**Supplied material:**
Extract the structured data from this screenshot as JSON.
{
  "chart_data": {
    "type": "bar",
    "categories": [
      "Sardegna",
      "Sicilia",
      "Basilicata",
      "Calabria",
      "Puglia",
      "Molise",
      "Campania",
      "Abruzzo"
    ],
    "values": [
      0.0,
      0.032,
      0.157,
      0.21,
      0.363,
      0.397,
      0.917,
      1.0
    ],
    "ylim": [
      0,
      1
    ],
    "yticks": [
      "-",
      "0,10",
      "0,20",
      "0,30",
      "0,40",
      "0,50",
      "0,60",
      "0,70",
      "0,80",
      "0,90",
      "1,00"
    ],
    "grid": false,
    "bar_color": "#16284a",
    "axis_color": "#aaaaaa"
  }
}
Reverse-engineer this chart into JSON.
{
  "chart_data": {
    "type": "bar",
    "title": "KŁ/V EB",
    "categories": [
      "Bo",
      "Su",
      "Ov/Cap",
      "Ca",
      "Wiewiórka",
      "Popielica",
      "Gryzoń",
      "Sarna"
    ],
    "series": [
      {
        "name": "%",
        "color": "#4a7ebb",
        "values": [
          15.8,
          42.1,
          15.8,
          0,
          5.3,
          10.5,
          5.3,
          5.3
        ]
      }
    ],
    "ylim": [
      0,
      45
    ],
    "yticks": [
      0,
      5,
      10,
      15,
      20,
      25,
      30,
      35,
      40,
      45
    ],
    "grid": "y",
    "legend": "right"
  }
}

**Exercise prompt:** Extract, unchanged, the closing run of lines that opens with the line containing "Reverse-engineer this chart into JSON." and ends with the last line.

**Finished answer:**
Reverse-engineer this chart into JSON.
{
  "chart_data": {
    "type": "bar",
    "title": "KŁ/V EB",
    "categories": [
      "Bo",
      "Su",
      "Ov/Cap",
      "Ca",
      "Wiewiórka",
      "Popielica",
      "Gryzoń",
      "Sarna"
    ],
    "series": [
      {
        "name": "%",
        "color": "#4a7ebb",
        "values": [
          15.8,
          42.1,
          15.8,
          0,
          5.3,
          10.5,
          5.3,
          5.3
        ]
      }
    ],
    "ylim": [
      0,
      45
    ],
    "yticks": [
      0,
      5,
      10,
      15,
      20,
      25,
      30,
      35,
      40,
      45
    ],
    "grid": "y",
    "legend": "right"
  }
}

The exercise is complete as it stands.